▶ **To do**:
In the opinion piece on IndiGoStretch, what did Jet Airways install in its galleys to fill the cabin with an aroma while passengers watched a movie?

▶ **Provided passage**:
>> begin

IndiGoStretch – When aloo tikki becomes a Gupta burger

IndiGo's crew demonstrates facilities in business-class seats that will be introduced from mid-November on a handful of domestic routes. REUTERS/Priyanshu Singh (REUTERS)
IndiGo's crew demonstrates facilities in business-class seats that will be introduced from mid-November on a handful of domestic routes. REUTERS/Priyanshu Singh (REUTERS)

Summary

  • Is IndiGoStretch truly a business class product that the airline is making it out to be?

The Indian traveller is among the most discerning, sharp, shrewd, astute and mature in most aviation markets. Indians aren’t stupid. We know what business class is. Because India helped invent it, perfect it and take it a whole new experiential level.

Even for the aspirational, business class would mean at least that “champagne aur kaju milta hai." As a proud Indian and someone who’s run and managed airlines, it’s both condescending and toeing the line of being disrespectful to the Indian traveller to try and pass off a mere ‘seat’ with gimmicky addons as a magnum-opus, numero-uno premium product, because it’s not.

Where’s the champagne?

Business-class service as a standard is etched in the brain of every Indian and we know what it is. And we might end up teaching you a trick or two about it.

Business class or first class was perfected in India even before Singapore was born, with Air India offering the finest champagnes, lobster thermidor, and steaming hot idlis and dhoklas cooked in the galley, over three perfected rounds of service.

Jet Airways took the business class product up several notches in the 2000s (and stole Kingfisher’s market) by bringing on board ‘made-to-order’ breakfasts, paranthas served on exquisite Rosenthal porcelain and silverware; and a perfectly curated lunch and dinner service that extended to almost four rounds of service on board its 777 aircraft.

Also Read: Low-cost IndiGo's business class foray signals K-shaped growth here to stay

The award-winning Jet Airways service went several notches higher when popcorn machines were installed in the galley that kicked in with perfect timing while you watched a movie and filled the cabin with that sweet-savoury aroma of corn we all love. The popcorn stunt actually reduced the need for a service round and not only was it a crowd puller, it also lowered catering costs and aircraft uplift weight.

>> end

▶ **Stored rows**:
>> begin

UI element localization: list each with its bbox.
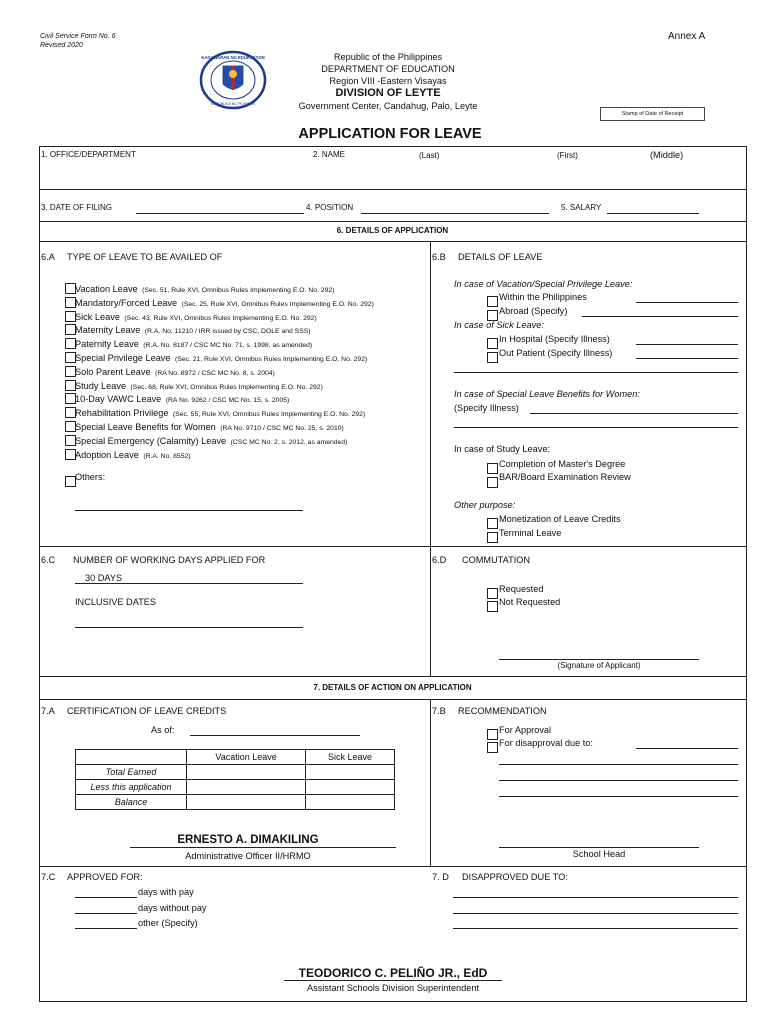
- section7d-number: 7. D: [432, 872, 449, 882]
- disapproved-reason-field[interactable]: [453, 897, 738, 898]
- balance-sick-cell[interactable]: [306, 795, 395, 810]
- terminal-leave-label: Terminal Leave: [499, 528, 562, 538]
- name-label: 2. NAME: [313, 150, 346, 159]
- inclusive-dates-field[interactable]: [75, 627, 303, 628]
- department-line: DEPARTMENT OF EDUCATION: [321, 64, 455, 74]
- disapproved-reason-field[interactable]: [453, 928, 738, 929]
- leave-type-name: Study Leave: [75, 381, 127, 391]
- in-hospital-field[interactable]: [636, 344, 738, 345]
- asds-name: TEODORICO C. PELIÑO JR., EdD: [298, 966, 488, 980]
- leave-type-name: Mandatory/Forced Leave: [75, 298, 178, 308]
- divider: [39, 546, 746, 547]
- bar-review-label: BAR/Board Examination Review: [499, 472, 631, 482]
- leave-type-reference: (CSC MC No. 2, s. 2012, as amended): [230, 439, 348, 446]
- leave-type-reference: (Sec. 43, Rule XVI, Omnibus Rules Implementing E.O. No. 292): [124, 315, 317, 322]
- abroad-field[interactable]: [582, 316, 738, 317]
- section7c-title: APPROVED FOR:: [67, 872, 143, 882]
- leave-type-reference: (Sec. 25, Rule XVI, Omnibus Rules Implementing E.O. No. 292): [181, 301, 374, 308]
- svg-text:KAGAWARAN NG EDUKASYON: KAGAWARAN NG EDUKASYON: [201, 55, 265, 60]
- republic-line: Republic of the Philippines: [333, 52, 443, 62]
- requested-checkbox[interactable]: [487, 588, 498, 599]
- disapproval-reason-field[interactable]: [636, 748, 738, 749]
- less-application-sick-cell[interactable]: [306, 780, 395, 795]
- table-row: [76, 765, 395, 780]
- leave-type-name: 10-Day VAWC Leave: [75, 394, 162, 404]
- address-line: Government Center, Candahug, Palo, Leyte: [298, 101, 478, 111]
- annex-label: Annex A: [668, 31, 706, 42]
- applicant-signature-field[interactable]: [499, 659, 699, 660]
- out-patient-field[interactable]: [636, 358, 738, 359]
- leave-type-reference: (RA No. 9262 / CSC MC No. 15, s. 2005): [165, 397, 290, 404]
- divider: [39, 676, 746, 677]
- as-of-field[interactable]: [190, 735, 360, 736]
- for-approval-checkbox[interactable]: [487, 729, 498, 740]
- leave-type-item: [75, 445, 191, 463]
- less-application-vacation-cell[interactable]: [187, 780, 306, 795]
- days-without-pay-field[interactable]: [75, 913, 137, 914]
- date-filing-label: 3. DATE OF FILING: [41, 203, 112, 212]
- row-label: Balance: [76, 795, 187, 810]
- masters-label: Completion of Master's Degree: [499, 459, 626, 469]
- division-line: DIVISION OF LEYTE: [335, 87, 441, 99]
- section7-title: 7. DETAILS OF ACTION ON APPLICATION: [313, 683, 472, 692]
- hrmo-signature-line: [130, 847, 396, 848]
- working-days-field[interactable]: [75, 583, 303, 584]
- asds-signature-line: [284, 980, 502, 981]
- leave-type-name: Maternity Leave: [75, 325, 141, 335]
- section6-title: 6. DETAILS OF APPLICATION: [336, 226, 449, 235]
- leave-type-reference: (Sec. 51, Rule XVI, Omnibus Rules Implementing E.O. No. 292): [142, 287, 335, 294]
- leave-type-reference: (Sec. 21, Rule XVI, Omnibus Rules Implementing E.O. No. 292): [174, 356, 368, 363]
- other-purpose-label: Other purpose:: [454, 500, 516, 510]
- within-ph-field[interactable]: [636, 302, 738, 303]
- middle-name-label: (Middle): [650, 150, 684, 160]
- others-field[interactable]: [75, 510, 303, 511]
- revised-date: Revised 2020: [40, 42, 83, 49]
- divider: [39, 866, 746, 867]
- last-name-label: (Last): [419, 151, 440, 160]
- other-specify-field[interactable]: [75, 928, 137, 929]
- women-extra-field[interactable]: [454, 427, 738, 428]
- leave-type-name: Vacation Leave: [75, 284, 138, 294]
- within-ph-label: Within the Philippines: [499, 292, 587, 302]
- school-head-signature-line[interactable]: [499, 847, 699, 848]
- out-patient-label: Out Patient (Specify Illness): [499, 348, 613, 358]
- section6d-number: 6.D: [432, 555, 447, 565]
- disapproved-reason-field[interactable]: [453, 913, 738, 914]
- not-requested-label: Not Requested: [499, 597, 561, 607]
- section7c-number: 7.C: [41, 872, 56, 882]
- divider: [39, 221, 746, 222]
- section6d-title: COMMUTATION: [462, 555, 531, 565]
- column-divider: [430, 699, 431, 866]
- hrmo-title: Administrative Officer II/HRMO: [185, 851, 311, 861]
- hrmo-name: ERNESTO A. DIMAKILING: [177, 834, 319, 846]
- leave-type-name: Solo Parent Leave: [75, 367, 151, 377]
- as-of-label: As of:: [151, 725, 175, 735]
- position-label: 4. POSITION: [306, 203, 354, 212]
- leave-type-reference: (RA No. 9710 / CSC MC No. 25, s. 2010): [220, 425, 344, 432]
- divider: [39, 189, 746, 190]
- column-header-sick: Sick Leave: [306, 750, 395, 765]
- leave-type-reference: (R.A. No. 11210 / IRR issued by CSC, DOLE and SSS): [144, 328, 311, 335]
- salary-label: 5. SALARY: [561, 203, 602, 212]
- section6a-title: TYPE OF LEAVE TO BE AVAILED OF: [67, 252, 223, 262]
- sick-extra-field[interactable]: [454, 372, 738, 373]
- salary-field[interactable]: [607, 213, 699, 214]
- leave-credits-table: [75, 749, 395, 810]
- section7a-number: 7.A: [41, 706, 55, 716]
- in-hospital-label: In Hospital (Specify Illness): [499, 334, 610, 344]
- table-row: [76, 795, 395, 810]
- divider: [39, 241, 746, 242]
- for-disapproval-checkbox[interactable]: [487, 742, 498, 753]
- section7a-title: CERTIFICATION OF LEAVE CREDITS: [67, 706, 227, 716]
- row-label: Less this application: [76, 780, 187, 795]
- leave-type-name: Special Privilege Leave: [75, 353, 171, 363]
- section7b-title: RECOMMENDATION: [458, 706, 547, 716]
- office-label: 1. OFFICE/DEPARTMENT: [41, 150, 136, 159]
- balance-vacation-cell[interactable]: [187, 795, 306, 810]
- form-title: APPLICATION FOR LEAVE: [298, 126, 482, 142]
- date-filing-field[interactable]: [136, 213, 304, 214]
- days-with-pay-label: days with pay: [138, 887, 194, 897]
- section6b-number: 6.B: [432, 252, 446, 262]
- section7d-title: DISAPPROVED DUE TO:: [462, 872, 568, 882]
- column-header-vacation: Vacation Leave: [187, 750, 306, 765]
- leave-type-reference: (RA No. 8972 / CSC MC No. 8, s. 2004): [155, 370, 275, 377]
- working-days-value[interactable]: 30 DAYS: [85, 573, 123, 583]
- not-requested-checkbox[interactable]: [487, 601, 498, 612]
- others-label: Others:: [75, 472, 106, 482]
- leave-type-reference: (R.A. No. 8552): [143, 453, 191, 460]
- total-earned-vacation-cell[interactable]: [187, 765, 306, 780]
- leave-type-name: Special Leave Benefits for Women: [75, 422, 216, 432]
- asds-title: Assistant Schools Division Superintendent: [306, 983, 480, 993]
- disapproval-reason-field[interactable]: [499, 796, 738, 797]
- section7b-number: 7.B: [432, 706, 446, 716]
- leave-type-name: Sick Leave: [75, 312, 120, 322]
- out-patient-checkbox[interactable]: [487, 352, 498, 363]
- masters-checkbox[interactable]: [487, 463, 498, 474]
- for-disapproval-label: For disapproval due to:: [499, 738, 593, 748]
- section6a-number: 6.A: [41, 252, 55, 262]
- stamp-box: Stamp of Date of Receipt: [600, 107, 705, 121]
- specify-illness-label: (Specify Illness): [454, 403, 519, 413]
- leave-type-name: Special Emergency (Calamity) Leave: [75, 436, 227, 446]
- abroad-label: Abroad (Specify): [499, 306, 568, 316]
- inclusive-dates-label: INCLUSIVE DATES: [75, 597, 157, 607]
- days-with-pay-field[interactable]: [75, 897, 137, 898]
- disapproval-reason-field[interactable]: [499, 780, 738, 781]
- days-without-pay-label: days without pay: [138, 903, 207, 913]
- section6c-number: 6.C: [41, 555, 56, 565]
- sick-case-label: In case of Sick Leave:: [454, 320, 544, 330]
- leave-type-reference: (R.A. No. 8187 / CSC MC No. 71, s. 1998, as amended): [143, 342, 313, 349]
- leave-type-reference: (Sec. 68, Rule XVI, Omnibus Rules Implementing E.O. No. 292): [130, 384, 323, 391]
- section6b-title: DETAILS OF LEAVE: [458, 252, 543, 262]
- form-frame: [39, 146, 747, 1002]
- region-line: Region VIII -Eastern Visayas: [329, 76, 447, 86]
- in-hospital-checkbox[interactable]: [487, 338, 498, 349]
- for-approval-label: For Approval: [499, 725, 552, 735]
- divider: [39, 699, 746, 700]
- first-name-label: (First): [557, 151, 578, 160]
- leave-type-name: Rehabilitation Privilege: [75, 408, 169, 418]
- school-head-label: School Head: [572, 849, 626, 859]
- terminal-leave-checkbox[interactable]: [487, 532, 498, 543]
- women-illness-field[interactable]: [530, 413, 738, 414]
- disapproval-reason-field[interactable]: [499, 764, 738, 765]
- within-ph-checkbox[interactable]: [487, 296, 498, 307]
- deped-seal-icon: [198, 50, 268, 110]
- women-case-label: In case of Special Leave Benefits for Women:: [454, 389, 640, 399]
- other-specify-label: other (Specify): [138, 918, 198, 928]
- requested-label: Requested: [499, 584, 544, 594]
- applicant-signature-label: (Signature of Applicant): [557, 661, 641, 670]
- monetization-label: Monetization of Leave Credits: [499, 514, 621, 524]
- table-row: [76, 780, 395, 795]
- leave-type-name: Paternity Leave: [75, 339, 139, 349]
- section6c-title: NUMBER OF WORKING DAYS APPLIED FOR: [73, 555, 266, 565]
- leave-type-name: Adoption Leave: [75, 450, 139, 460]
- total-earned-sick-cell[interactable]: [306, 765, 395, 780]
- bar-review-checkbox[interactable]: [487, 477, 498, 488]
- row-label: Total Earned: [76, 765, 187, 780]
- position-field[interactable]: [361, 213, 549, 214]
- monetization-checkbox[interactable]: [487, 518, 498, 529]
- svg-text:REPUBLIKA NG PILIPINAS: REPUBLIKA NG PILIPINAS: [210, 102, 256, 106]
- leave-type-reference: (Sec. 55, Rule XVI, Omnibus Rules Implementing E.O. No. 292): [172, 411, 366, 418]
- study-case-label: In case of Study Leave:: [454, 444, 551, 454]
- column-divider: [430, 241, 431, 676]
- table-header-row: [76, 750, 395, 765]
- vacation-case-label: In case of Vacation/Special Privilege Leave:: [454, 279, 633, 289]
- form-number: Civil Service Form No. 6: [40, 33, 116, 40]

>> end

▶ **Completed task**:
Popcorn machines.